* Problem description: Locate and copy each line in the data that contains the word "Conjunto".

[start]

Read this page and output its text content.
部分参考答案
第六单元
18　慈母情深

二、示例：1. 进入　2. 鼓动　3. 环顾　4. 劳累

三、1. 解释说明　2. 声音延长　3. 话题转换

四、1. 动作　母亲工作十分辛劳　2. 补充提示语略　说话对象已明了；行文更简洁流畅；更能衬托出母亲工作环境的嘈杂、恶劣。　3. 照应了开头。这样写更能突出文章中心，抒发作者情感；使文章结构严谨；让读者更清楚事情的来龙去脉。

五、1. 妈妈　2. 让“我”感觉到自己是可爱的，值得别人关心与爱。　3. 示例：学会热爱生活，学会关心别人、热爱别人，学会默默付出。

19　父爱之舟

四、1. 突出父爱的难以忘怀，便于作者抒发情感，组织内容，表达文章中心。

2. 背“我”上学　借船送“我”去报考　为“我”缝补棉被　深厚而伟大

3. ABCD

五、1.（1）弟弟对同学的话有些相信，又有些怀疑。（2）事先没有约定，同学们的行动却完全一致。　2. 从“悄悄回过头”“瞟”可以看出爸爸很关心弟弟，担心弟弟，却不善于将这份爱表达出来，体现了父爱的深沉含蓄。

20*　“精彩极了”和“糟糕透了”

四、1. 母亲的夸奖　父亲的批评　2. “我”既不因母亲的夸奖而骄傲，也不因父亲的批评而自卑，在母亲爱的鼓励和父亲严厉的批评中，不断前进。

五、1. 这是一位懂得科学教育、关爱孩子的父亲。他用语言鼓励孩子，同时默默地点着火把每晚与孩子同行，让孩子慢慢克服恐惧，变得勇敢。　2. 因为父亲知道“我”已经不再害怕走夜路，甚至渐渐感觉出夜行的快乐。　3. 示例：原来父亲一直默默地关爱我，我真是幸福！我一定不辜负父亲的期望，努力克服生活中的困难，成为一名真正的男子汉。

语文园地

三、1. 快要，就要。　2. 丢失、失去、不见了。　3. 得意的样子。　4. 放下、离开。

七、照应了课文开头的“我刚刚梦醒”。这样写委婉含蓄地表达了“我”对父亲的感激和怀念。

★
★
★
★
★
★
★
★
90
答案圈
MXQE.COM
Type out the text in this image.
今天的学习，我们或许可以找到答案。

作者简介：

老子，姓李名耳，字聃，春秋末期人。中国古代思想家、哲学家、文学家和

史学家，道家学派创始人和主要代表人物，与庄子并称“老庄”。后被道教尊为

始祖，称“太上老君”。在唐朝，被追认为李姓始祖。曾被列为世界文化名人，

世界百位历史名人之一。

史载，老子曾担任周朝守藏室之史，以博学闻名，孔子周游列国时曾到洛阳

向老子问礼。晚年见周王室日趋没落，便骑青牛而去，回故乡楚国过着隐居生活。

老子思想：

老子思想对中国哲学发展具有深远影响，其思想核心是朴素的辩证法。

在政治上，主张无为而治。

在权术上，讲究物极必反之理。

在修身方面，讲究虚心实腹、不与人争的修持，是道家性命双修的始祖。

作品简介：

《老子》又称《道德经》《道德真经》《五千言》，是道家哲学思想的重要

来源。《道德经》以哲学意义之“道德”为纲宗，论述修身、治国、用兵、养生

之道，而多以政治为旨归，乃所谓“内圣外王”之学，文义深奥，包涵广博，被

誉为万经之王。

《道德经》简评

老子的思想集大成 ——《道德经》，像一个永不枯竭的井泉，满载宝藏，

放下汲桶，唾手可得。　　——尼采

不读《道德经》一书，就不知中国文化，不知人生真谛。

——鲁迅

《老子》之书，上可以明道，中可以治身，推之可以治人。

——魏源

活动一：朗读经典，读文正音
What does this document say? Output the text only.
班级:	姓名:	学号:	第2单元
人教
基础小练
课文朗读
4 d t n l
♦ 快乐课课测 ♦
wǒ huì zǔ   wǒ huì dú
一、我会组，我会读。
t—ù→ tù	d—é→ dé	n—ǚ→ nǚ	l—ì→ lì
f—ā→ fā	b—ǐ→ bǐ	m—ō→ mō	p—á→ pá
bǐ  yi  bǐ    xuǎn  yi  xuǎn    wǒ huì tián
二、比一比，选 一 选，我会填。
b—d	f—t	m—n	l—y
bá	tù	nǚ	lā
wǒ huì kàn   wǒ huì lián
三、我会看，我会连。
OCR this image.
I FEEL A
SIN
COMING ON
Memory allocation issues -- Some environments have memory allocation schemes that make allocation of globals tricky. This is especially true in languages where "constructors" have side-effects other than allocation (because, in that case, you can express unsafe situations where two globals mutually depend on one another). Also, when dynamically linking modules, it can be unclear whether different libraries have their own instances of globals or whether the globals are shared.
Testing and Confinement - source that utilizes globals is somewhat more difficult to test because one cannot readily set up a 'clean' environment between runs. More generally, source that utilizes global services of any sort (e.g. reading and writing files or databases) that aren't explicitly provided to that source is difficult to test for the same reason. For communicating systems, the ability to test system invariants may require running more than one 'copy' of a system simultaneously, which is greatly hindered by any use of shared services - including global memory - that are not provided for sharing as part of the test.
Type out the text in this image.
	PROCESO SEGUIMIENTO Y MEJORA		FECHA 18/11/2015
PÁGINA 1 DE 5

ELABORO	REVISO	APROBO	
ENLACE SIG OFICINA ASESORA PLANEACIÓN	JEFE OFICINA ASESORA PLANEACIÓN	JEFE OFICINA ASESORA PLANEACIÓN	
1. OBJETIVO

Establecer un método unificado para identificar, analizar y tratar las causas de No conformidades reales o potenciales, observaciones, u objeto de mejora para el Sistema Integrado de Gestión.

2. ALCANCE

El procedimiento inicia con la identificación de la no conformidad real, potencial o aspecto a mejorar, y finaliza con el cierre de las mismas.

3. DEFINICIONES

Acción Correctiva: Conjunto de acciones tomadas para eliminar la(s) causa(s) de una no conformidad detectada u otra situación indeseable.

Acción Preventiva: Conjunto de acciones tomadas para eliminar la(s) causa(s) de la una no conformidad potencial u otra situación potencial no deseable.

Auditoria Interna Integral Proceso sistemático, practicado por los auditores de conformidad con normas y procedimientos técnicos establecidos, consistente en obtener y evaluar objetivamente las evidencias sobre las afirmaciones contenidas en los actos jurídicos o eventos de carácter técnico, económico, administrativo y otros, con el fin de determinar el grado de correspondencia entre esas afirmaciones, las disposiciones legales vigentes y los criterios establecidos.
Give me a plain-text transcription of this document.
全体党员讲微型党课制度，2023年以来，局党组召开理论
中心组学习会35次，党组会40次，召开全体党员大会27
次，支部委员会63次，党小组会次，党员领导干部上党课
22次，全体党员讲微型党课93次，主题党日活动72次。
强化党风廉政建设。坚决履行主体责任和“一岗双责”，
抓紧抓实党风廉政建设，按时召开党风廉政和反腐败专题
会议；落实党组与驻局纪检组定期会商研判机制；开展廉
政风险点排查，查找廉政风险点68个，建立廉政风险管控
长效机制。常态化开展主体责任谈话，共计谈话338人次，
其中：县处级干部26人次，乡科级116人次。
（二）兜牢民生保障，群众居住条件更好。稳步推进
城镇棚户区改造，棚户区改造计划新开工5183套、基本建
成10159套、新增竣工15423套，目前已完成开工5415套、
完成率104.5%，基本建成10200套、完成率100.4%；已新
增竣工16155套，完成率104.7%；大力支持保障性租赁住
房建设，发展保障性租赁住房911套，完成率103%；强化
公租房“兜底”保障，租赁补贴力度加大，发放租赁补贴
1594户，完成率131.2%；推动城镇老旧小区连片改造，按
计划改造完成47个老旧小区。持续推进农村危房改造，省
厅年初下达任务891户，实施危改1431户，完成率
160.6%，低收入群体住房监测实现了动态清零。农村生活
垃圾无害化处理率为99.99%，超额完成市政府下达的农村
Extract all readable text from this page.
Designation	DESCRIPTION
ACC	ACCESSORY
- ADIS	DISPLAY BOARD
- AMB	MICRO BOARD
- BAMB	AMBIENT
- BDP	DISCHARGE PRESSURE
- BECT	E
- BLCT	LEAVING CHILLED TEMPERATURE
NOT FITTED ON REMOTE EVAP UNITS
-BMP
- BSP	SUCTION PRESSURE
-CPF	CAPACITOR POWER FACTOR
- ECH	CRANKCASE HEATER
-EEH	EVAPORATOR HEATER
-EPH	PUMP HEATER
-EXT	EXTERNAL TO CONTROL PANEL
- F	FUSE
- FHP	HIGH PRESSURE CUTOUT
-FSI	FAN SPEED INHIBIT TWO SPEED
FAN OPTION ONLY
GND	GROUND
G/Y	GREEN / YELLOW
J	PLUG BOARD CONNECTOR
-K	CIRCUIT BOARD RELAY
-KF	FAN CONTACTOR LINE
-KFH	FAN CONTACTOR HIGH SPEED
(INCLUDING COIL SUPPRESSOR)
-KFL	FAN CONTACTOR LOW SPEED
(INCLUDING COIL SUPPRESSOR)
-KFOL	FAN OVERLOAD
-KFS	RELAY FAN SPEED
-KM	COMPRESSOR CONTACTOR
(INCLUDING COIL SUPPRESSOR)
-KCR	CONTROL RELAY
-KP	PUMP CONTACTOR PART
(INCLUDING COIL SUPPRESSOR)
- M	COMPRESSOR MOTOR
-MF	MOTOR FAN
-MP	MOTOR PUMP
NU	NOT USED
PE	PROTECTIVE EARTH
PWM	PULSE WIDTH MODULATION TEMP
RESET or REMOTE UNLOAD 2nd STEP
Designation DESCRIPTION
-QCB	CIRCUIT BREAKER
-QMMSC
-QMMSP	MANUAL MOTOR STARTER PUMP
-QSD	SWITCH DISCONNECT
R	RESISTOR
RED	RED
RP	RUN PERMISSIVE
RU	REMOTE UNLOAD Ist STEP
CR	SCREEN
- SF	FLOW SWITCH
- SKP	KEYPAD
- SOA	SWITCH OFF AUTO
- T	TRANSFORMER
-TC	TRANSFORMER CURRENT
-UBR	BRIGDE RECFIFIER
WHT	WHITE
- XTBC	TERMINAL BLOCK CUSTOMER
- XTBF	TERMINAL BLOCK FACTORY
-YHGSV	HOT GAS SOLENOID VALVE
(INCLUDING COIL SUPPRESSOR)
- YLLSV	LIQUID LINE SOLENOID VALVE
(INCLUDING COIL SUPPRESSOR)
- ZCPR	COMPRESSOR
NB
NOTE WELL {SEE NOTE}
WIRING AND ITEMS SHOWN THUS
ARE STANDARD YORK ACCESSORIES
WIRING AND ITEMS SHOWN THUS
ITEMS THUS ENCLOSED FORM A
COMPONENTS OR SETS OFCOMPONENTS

[end]

* Expected answer:
Acción Correctiva: Conjunto de acciones tomadas para eliminar la(s) causa(s) de una no conformidad detectada u otra situación indeseable.
Acción Preventiva: Conjunto de acciones tomadas para eliminar la(s) causa(s) de la una no conformidad potencial u otra situación potencial no deseable.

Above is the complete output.